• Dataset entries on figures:
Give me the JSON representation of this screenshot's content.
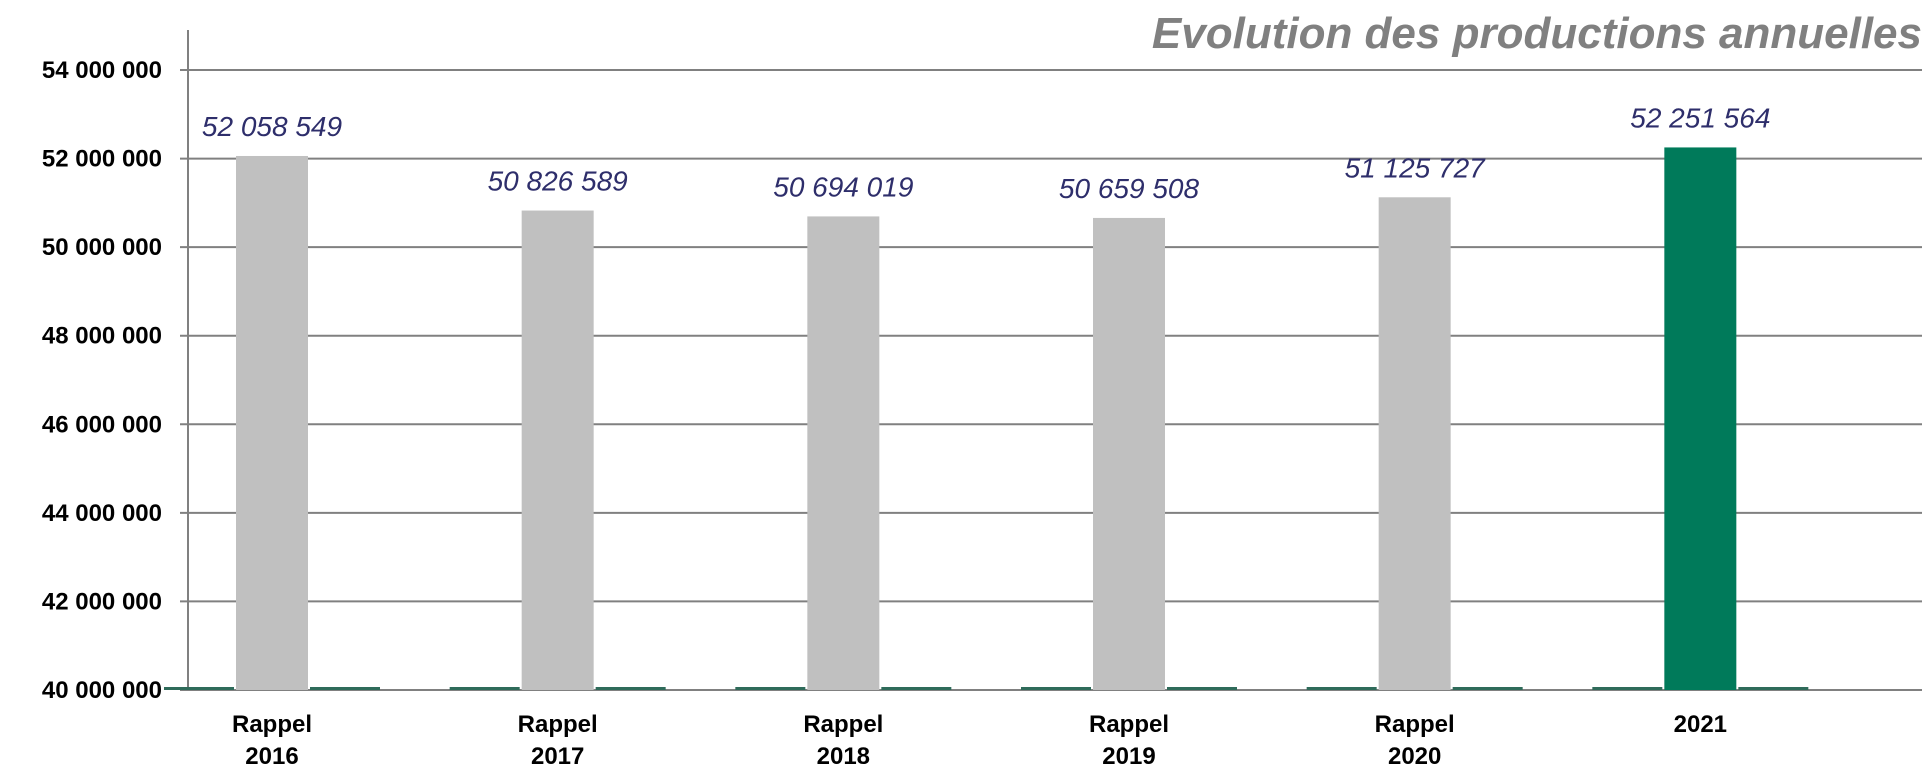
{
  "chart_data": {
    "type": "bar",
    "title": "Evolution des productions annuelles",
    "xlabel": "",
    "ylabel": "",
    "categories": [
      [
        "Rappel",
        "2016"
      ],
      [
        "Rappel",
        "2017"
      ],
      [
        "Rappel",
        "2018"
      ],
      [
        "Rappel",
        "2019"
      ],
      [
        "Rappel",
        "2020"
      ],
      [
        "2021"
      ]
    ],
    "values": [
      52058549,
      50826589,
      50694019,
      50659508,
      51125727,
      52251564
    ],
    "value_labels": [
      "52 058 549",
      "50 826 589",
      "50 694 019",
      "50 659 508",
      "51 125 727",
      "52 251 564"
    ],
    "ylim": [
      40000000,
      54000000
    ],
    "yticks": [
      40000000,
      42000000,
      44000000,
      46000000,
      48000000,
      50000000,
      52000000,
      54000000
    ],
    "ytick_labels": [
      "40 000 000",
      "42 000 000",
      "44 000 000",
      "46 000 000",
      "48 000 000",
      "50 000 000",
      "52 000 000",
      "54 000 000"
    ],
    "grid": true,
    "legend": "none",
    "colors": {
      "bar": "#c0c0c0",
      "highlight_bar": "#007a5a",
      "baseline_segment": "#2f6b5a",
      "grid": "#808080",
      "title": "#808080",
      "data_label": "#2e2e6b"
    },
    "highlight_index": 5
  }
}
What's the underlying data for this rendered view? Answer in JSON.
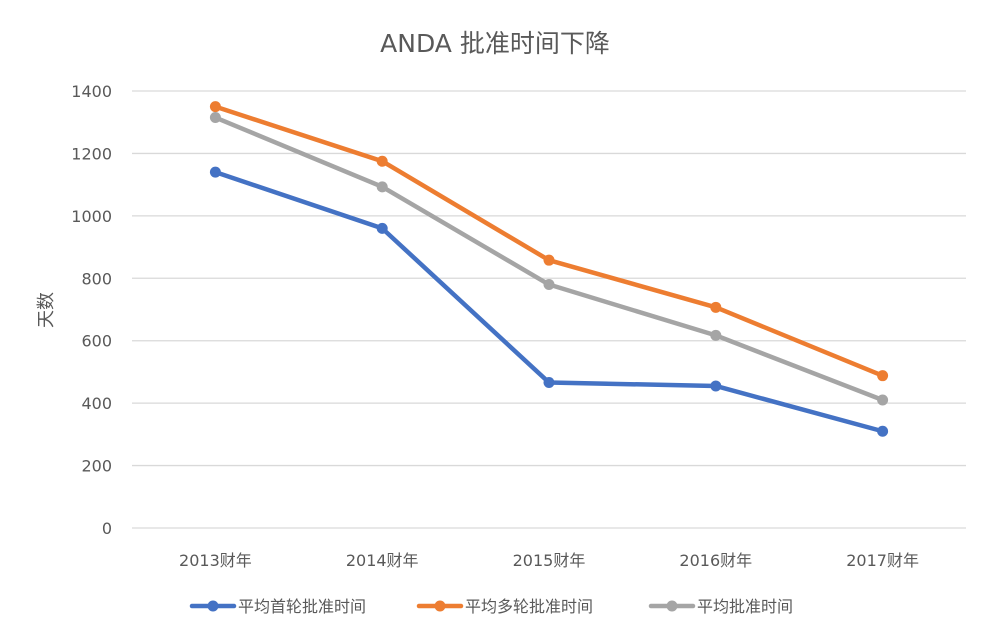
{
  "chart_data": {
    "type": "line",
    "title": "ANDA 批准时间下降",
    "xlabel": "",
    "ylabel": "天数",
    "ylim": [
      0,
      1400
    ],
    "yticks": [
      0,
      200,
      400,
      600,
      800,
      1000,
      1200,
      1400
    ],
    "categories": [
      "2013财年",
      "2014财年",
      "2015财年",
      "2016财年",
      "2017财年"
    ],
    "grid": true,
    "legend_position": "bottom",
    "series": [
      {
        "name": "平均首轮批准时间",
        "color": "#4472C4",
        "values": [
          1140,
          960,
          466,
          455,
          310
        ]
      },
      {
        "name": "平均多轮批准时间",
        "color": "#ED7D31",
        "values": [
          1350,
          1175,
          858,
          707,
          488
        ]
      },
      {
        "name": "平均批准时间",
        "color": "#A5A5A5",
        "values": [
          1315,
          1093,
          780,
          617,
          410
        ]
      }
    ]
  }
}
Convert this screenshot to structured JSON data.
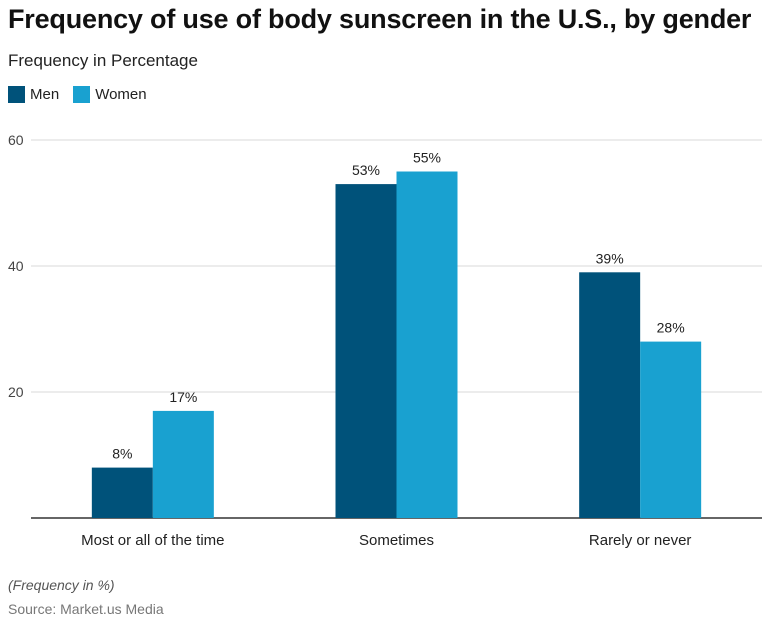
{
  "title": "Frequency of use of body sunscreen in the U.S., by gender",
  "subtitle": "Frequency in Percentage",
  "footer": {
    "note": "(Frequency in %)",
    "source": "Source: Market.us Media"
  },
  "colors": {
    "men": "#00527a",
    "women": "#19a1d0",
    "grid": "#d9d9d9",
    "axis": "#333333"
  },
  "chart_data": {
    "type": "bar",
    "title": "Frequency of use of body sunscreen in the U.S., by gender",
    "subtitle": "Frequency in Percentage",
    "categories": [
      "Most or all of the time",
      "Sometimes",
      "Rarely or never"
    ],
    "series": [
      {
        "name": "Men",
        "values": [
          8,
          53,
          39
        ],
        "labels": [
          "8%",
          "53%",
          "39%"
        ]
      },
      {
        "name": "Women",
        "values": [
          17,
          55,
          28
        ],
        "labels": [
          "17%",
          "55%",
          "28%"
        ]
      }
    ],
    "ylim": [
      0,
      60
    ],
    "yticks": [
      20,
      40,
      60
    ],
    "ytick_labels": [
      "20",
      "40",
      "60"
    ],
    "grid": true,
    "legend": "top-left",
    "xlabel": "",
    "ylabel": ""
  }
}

--

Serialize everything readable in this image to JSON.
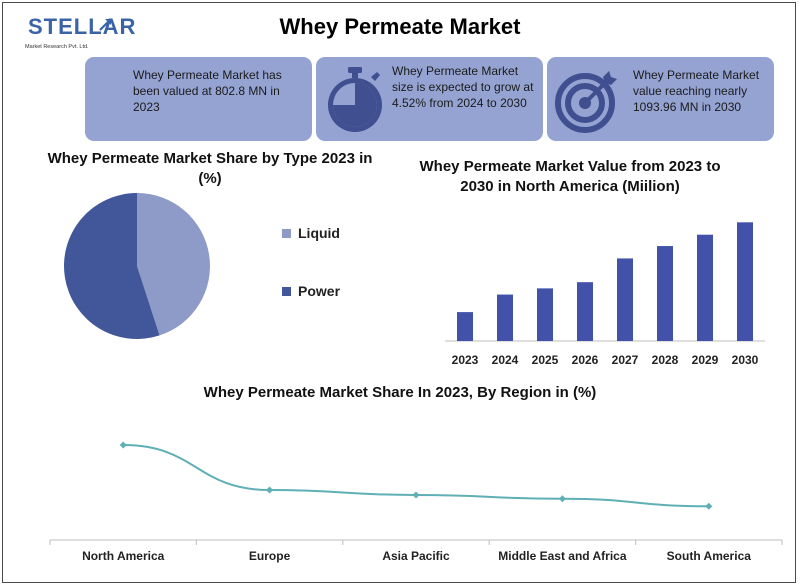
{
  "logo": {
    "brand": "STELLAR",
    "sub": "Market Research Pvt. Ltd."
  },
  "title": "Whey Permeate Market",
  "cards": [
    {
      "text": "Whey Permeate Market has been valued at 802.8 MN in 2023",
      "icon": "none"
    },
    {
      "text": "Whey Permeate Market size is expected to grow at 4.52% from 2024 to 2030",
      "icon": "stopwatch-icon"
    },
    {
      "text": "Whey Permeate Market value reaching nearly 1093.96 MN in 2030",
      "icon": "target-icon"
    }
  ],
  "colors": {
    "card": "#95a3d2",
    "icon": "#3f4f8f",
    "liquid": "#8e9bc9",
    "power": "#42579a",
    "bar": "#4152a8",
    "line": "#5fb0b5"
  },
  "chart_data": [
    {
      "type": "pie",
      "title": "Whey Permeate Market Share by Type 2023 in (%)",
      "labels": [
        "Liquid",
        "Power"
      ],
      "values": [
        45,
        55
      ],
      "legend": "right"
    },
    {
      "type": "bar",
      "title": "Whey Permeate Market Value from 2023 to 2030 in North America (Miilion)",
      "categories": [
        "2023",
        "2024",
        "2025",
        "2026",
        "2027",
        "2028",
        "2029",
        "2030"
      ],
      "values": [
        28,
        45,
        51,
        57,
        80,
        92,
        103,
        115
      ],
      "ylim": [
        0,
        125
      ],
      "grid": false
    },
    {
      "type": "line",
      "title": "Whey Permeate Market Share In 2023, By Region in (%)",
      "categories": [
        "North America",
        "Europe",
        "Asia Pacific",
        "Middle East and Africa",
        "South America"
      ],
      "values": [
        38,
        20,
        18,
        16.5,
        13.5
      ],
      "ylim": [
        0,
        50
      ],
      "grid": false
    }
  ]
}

• STATED TASK: Search the records above for the string "this". Copy every line that contains it.

• ANSWER BELOW:
Give me the JSON representation of this screenshot's content.
What's the underlying data for this rendered view? Answer in JSON.
Convert this screenshot to structured JSON data.
Serialize everything readable in this image to JSON.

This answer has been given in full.